EXERCISE DESCRIPTION »
Your answer should be a single number: the count of lines in the material below that hold "personality".
[start SOURCE RECORDS]
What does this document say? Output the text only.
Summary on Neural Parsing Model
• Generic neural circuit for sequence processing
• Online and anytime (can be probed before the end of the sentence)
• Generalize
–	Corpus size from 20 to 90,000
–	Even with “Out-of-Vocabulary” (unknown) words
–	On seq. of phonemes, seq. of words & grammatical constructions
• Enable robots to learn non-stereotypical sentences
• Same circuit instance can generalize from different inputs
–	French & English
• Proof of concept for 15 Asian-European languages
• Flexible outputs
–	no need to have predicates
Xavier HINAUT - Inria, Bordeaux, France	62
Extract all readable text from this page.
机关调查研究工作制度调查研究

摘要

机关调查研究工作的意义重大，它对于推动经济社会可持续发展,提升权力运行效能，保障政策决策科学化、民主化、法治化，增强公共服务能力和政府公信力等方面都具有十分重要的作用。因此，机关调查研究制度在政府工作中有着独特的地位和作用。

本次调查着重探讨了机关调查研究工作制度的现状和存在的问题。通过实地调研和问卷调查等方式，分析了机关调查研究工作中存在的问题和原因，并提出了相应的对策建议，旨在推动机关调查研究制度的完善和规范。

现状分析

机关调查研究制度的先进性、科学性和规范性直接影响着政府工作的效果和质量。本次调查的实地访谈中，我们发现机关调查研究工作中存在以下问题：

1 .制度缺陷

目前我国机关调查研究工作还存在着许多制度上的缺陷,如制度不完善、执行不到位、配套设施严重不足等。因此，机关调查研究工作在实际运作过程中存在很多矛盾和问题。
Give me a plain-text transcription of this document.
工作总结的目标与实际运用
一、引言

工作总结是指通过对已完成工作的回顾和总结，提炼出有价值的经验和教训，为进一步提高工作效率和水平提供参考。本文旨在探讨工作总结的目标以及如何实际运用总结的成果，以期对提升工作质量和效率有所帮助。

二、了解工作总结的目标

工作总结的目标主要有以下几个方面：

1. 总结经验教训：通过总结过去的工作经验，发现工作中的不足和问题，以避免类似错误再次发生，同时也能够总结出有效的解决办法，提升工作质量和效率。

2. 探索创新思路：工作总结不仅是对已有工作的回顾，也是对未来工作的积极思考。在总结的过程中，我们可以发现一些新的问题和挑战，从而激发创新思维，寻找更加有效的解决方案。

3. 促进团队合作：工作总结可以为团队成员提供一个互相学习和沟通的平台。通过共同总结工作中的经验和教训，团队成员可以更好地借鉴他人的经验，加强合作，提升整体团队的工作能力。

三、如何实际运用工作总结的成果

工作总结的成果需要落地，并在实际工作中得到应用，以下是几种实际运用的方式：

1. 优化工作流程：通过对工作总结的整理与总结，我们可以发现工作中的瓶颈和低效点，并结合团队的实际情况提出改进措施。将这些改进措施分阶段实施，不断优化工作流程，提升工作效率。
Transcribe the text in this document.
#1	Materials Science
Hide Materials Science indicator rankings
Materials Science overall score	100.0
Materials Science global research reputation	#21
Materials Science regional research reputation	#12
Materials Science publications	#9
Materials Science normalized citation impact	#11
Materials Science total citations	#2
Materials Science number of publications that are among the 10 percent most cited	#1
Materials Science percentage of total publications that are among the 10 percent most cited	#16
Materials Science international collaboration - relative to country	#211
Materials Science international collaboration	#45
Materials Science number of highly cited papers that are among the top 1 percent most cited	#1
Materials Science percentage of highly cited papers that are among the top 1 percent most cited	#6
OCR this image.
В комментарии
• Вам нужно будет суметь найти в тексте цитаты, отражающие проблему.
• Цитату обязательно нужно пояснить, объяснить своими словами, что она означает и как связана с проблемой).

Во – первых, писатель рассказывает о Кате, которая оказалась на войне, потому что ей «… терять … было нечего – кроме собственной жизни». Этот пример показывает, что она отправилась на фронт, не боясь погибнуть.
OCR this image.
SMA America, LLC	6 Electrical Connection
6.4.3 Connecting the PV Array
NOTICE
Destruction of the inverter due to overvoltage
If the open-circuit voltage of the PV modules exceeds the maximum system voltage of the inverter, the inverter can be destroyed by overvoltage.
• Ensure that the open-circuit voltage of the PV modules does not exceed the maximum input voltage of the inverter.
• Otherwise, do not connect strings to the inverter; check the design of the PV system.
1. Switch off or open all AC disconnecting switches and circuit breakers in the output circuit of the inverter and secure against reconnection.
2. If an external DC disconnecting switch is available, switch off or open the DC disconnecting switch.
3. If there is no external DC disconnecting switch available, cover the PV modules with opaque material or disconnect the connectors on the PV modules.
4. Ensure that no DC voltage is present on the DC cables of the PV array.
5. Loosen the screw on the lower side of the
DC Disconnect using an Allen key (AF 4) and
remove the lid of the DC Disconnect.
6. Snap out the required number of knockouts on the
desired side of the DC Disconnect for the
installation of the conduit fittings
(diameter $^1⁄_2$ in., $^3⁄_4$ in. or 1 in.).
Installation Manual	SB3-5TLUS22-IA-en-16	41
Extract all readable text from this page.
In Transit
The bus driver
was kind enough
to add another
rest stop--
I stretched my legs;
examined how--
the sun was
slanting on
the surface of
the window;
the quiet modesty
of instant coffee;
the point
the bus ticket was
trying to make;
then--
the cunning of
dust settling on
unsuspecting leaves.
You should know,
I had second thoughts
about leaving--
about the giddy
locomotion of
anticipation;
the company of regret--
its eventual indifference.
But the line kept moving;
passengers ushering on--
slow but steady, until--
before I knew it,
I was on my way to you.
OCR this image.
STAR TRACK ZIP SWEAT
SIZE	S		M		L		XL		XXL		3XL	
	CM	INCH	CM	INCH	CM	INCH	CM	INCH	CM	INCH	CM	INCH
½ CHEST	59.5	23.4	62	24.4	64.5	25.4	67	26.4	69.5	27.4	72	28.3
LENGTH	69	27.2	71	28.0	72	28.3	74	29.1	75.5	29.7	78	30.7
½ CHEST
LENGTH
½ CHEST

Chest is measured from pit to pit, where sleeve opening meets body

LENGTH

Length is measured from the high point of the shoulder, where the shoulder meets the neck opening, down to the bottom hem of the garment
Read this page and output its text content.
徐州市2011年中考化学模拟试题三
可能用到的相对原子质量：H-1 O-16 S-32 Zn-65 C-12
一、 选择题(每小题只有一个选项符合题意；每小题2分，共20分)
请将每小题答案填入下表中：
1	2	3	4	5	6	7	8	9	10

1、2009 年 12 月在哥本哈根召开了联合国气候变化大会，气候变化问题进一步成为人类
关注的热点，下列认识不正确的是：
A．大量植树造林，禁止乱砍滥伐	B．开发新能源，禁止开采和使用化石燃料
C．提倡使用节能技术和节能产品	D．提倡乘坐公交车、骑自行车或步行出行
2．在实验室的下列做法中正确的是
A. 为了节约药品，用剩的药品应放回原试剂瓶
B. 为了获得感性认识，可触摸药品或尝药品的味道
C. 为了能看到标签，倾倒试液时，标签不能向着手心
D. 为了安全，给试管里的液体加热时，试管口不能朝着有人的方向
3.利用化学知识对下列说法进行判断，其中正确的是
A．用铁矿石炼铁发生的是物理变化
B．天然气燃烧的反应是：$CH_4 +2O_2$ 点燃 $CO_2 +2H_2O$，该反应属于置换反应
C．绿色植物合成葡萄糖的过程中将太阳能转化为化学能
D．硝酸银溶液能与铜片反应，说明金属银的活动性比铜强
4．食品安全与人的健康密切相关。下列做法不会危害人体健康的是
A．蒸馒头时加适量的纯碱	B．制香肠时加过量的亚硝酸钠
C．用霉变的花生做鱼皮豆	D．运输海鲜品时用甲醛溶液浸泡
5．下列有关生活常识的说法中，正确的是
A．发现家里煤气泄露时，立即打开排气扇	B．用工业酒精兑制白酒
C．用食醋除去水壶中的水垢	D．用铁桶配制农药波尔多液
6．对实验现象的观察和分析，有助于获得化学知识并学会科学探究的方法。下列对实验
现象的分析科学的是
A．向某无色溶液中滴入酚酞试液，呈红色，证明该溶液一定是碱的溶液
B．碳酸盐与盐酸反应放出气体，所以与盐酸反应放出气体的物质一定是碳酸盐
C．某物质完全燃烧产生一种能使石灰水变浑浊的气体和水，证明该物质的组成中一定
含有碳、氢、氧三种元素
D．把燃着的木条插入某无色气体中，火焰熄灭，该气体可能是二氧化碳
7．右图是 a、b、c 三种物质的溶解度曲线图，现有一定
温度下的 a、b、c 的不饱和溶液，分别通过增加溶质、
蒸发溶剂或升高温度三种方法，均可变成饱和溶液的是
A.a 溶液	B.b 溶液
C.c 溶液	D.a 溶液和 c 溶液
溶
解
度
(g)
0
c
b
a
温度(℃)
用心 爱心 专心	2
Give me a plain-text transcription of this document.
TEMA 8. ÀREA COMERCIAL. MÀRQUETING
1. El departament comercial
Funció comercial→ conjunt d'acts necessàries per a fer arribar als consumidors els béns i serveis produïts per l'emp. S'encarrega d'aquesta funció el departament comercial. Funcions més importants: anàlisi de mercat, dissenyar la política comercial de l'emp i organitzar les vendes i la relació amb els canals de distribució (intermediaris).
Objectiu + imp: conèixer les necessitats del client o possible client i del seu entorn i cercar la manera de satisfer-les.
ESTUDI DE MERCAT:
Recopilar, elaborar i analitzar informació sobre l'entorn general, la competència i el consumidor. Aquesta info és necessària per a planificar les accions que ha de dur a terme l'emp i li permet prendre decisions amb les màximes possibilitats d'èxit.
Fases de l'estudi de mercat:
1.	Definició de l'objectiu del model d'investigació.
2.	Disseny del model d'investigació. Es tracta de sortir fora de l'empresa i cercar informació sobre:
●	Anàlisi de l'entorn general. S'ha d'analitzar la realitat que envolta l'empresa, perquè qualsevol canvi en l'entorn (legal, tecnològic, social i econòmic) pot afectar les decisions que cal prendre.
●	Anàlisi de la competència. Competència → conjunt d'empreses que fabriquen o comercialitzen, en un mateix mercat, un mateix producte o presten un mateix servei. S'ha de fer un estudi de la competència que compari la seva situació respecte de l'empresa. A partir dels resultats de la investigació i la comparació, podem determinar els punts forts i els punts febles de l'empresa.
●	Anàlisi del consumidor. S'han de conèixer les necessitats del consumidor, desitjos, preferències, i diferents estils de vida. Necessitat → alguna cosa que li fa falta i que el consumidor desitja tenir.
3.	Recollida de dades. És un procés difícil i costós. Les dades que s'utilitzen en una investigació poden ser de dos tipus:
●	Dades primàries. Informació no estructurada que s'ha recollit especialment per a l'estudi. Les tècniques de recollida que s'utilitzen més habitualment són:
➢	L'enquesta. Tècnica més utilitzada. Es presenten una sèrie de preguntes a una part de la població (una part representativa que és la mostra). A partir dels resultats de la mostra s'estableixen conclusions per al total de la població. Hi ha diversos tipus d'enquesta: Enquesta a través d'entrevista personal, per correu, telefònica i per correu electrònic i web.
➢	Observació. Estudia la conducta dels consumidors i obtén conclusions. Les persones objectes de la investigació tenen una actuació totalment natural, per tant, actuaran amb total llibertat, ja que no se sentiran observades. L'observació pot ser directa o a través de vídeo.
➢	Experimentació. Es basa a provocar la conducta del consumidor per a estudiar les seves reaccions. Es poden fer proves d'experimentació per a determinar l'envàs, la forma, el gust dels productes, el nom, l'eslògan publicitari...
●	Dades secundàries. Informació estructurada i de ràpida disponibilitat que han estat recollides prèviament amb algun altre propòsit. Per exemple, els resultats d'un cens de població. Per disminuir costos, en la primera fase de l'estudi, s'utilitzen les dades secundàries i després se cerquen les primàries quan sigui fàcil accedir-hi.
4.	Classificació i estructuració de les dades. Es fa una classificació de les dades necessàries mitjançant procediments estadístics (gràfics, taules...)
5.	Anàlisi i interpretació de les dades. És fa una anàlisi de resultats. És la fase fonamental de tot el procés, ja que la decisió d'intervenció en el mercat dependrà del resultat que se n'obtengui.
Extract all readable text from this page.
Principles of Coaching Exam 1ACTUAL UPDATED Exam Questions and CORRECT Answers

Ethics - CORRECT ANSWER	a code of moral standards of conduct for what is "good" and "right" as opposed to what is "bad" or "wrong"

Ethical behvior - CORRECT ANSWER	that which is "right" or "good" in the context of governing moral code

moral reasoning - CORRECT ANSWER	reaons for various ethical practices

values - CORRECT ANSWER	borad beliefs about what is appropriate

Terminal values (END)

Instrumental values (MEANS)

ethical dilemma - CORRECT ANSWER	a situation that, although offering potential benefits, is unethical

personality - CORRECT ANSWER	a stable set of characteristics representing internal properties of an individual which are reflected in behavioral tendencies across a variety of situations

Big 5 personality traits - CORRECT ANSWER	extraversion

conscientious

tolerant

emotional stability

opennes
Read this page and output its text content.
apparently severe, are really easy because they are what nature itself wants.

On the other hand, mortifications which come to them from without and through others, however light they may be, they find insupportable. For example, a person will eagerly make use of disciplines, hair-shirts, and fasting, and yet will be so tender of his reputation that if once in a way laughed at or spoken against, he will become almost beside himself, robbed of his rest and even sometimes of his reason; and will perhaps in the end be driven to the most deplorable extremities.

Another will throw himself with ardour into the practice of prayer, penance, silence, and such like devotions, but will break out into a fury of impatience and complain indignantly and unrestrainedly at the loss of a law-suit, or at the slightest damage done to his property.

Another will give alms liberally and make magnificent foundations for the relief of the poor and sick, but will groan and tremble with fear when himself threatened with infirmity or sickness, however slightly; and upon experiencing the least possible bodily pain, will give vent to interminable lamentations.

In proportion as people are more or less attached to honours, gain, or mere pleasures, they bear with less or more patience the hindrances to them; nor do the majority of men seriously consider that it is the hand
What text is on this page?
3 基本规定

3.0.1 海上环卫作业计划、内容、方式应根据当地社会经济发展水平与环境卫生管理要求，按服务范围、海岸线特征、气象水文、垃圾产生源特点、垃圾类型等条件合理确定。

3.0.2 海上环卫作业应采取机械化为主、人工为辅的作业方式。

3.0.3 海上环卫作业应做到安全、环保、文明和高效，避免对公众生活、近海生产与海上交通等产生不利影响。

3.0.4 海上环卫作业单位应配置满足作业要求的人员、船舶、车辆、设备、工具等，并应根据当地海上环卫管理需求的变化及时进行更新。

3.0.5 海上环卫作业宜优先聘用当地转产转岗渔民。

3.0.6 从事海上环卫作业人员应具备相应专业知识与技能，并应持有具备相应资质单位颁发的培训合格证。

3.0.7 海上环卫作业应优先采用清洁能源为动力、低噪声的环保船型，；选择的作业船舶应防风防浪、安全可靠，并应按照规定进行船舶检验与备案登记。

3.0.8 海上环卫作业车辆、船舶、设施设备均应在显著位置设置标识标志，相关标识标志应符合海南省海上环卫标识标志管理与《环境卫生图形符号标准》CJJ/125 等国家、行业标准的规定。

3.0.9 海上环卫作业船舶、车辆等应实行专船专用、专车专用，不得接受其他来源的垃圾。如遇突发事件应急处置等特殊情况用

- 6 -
[end SOURCE RECORDS]
SOLUTION »
2